• TASK OBJECTIVE: Identify and copy all lines of the material where the string "group" is found.

• SUPPLIED INFORMATION:
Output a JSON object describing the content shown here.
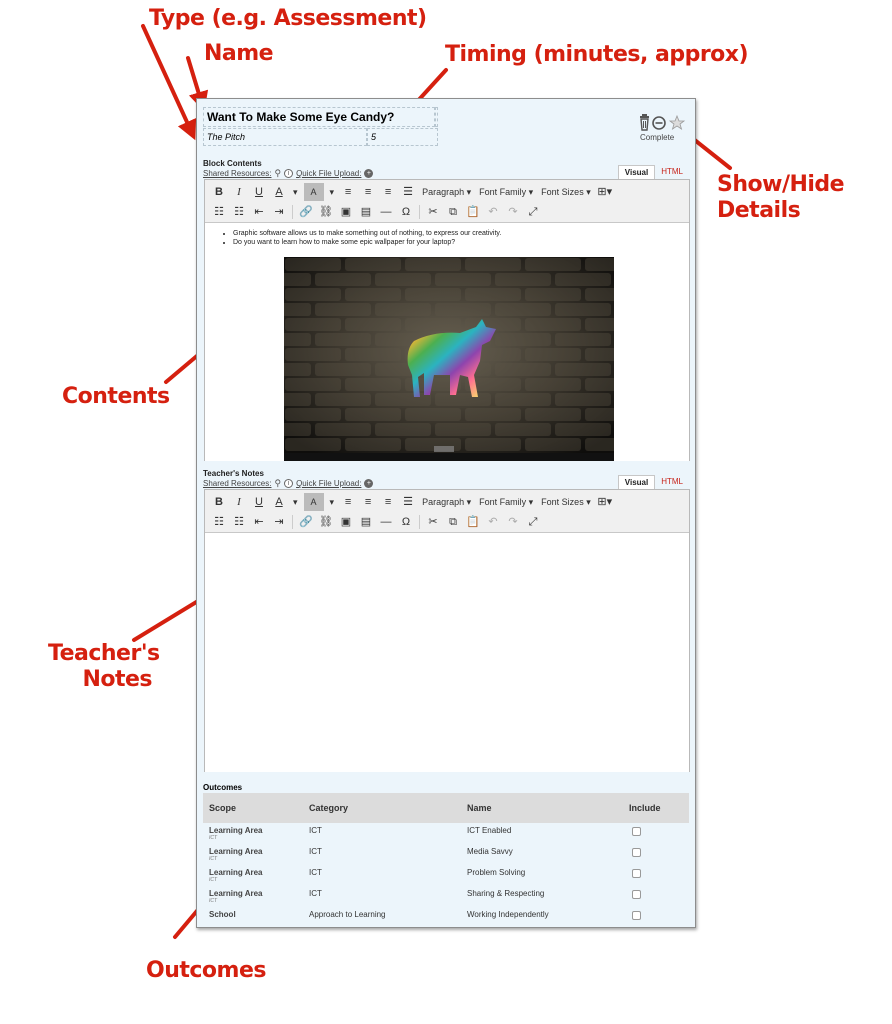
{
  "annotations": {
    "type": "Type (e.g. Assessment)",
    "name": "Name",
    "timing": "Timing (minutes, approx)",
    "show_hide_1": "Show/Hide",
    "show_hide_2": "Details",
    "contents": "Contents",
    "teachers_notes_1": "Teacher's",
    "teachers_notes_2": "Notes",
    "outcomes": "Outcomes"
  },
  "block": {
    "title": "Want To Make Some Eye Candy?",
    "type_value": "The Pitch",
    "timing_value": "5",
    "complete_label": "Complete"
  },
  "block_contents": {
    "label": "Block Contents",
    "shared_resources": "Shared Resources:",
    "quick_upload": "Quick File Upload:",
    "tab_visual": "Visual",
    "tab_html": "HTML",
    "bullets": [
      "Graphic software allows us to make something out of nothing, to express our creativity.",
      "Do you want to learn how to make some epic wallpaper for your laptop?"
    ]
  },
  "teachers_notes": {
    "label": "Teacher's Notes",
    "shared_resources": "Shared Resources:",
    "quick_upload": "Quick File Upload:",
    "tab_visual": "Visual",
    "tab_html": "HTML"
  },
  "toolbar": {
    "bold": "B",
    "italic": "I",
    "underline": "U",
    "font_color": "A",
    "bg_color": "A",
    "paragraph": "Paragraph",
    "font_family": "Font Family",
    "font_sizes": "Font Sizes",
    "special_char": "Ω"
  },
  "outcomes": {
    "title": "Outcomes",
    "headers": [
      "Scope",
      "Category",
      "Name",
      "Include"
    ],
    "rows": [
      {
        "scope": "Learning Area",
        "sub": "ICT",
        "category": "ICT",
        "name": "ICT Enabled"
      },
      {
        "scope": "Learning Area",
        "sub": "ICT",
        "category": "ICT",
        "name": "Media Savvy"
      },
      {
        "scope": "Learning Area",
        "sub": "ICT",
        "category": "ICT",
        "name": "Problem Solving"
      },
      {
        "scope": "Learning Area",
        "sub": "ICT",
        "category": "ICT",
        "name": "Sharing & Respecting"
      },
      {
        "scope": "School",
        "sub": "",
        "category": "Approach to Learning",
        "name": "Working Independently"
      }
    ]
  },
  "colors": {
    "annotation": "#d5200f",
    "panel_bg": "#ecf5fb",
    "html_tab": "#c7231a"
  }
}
...
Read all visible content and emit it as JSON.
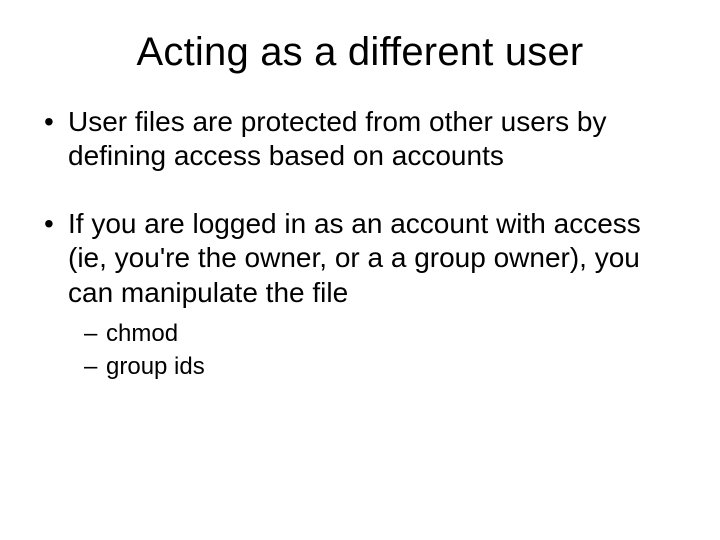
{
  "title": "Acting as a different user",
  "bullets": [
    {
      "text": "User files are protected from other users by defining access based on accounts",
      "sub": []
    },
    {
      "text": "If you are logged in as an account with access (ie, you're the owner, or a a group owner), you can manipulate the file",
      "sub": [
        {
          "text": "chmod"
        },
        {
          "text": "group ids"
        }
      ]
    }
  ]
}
...
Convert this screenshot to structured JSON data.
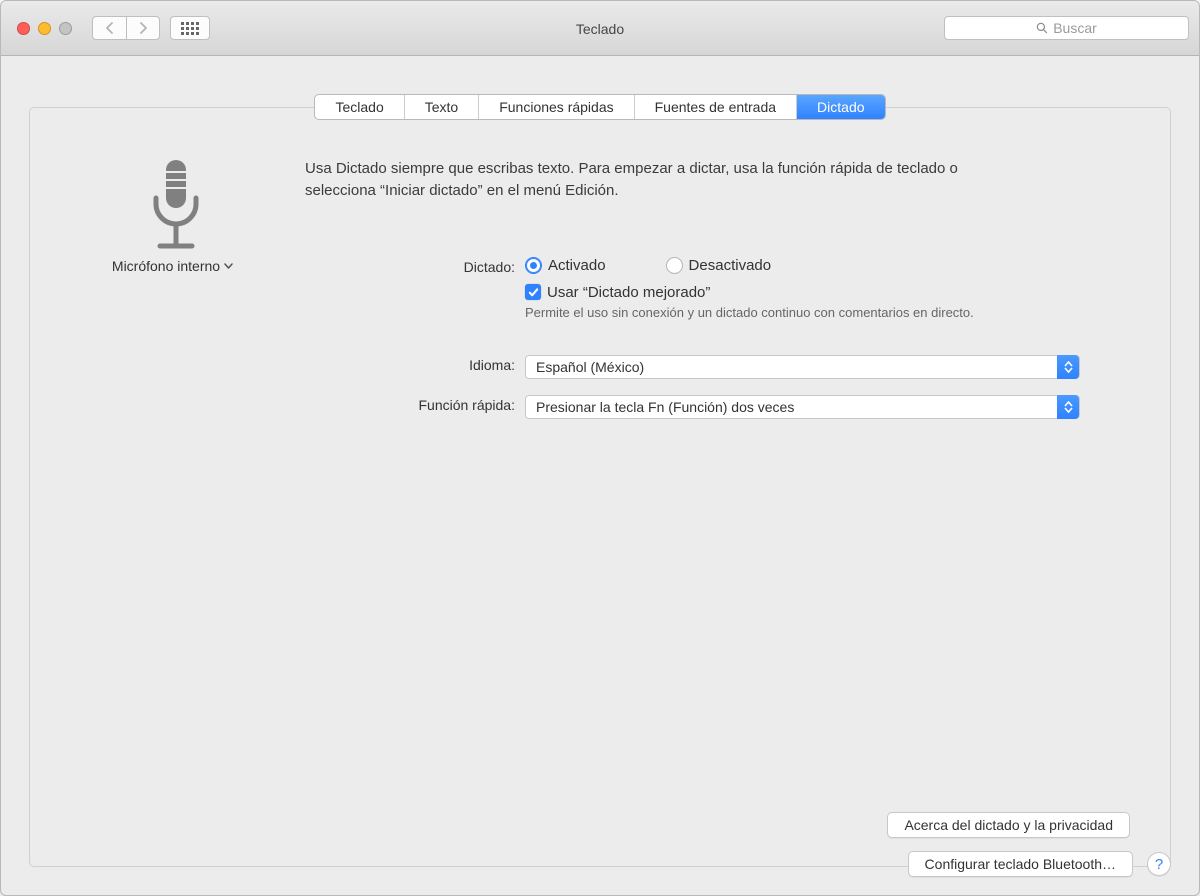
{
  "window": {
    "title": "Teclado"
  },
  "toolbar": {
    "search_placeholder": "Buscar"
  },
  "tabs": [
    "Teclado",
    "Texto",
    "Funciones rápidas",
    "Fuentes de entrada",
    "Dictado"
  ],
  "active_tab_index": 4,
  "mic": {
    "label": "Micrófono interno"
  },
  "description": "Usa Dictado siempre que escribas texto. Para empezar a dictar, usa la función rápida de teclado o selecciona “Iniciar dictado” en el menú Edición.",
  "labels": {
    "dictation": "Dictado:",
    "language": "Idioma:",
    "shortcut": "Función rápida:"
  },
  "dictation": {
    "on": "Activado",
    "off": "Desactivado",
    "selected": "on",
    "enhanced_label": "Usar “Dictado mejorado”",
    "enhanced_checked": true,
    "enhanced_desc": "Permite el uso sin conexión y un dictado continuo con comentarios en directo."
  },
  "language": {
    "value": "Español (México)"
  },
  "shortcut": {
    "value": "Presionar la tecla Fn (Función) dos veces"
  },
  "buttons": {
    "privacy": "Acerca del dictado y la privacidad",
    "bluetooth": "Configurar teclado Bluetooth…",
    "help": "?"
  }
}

• FULL RESPONSE:
      "text": "If you are logged in as an account with access (ie, you're the owner, or a a group owner), you can manipulate the file",
          "text": "group ids"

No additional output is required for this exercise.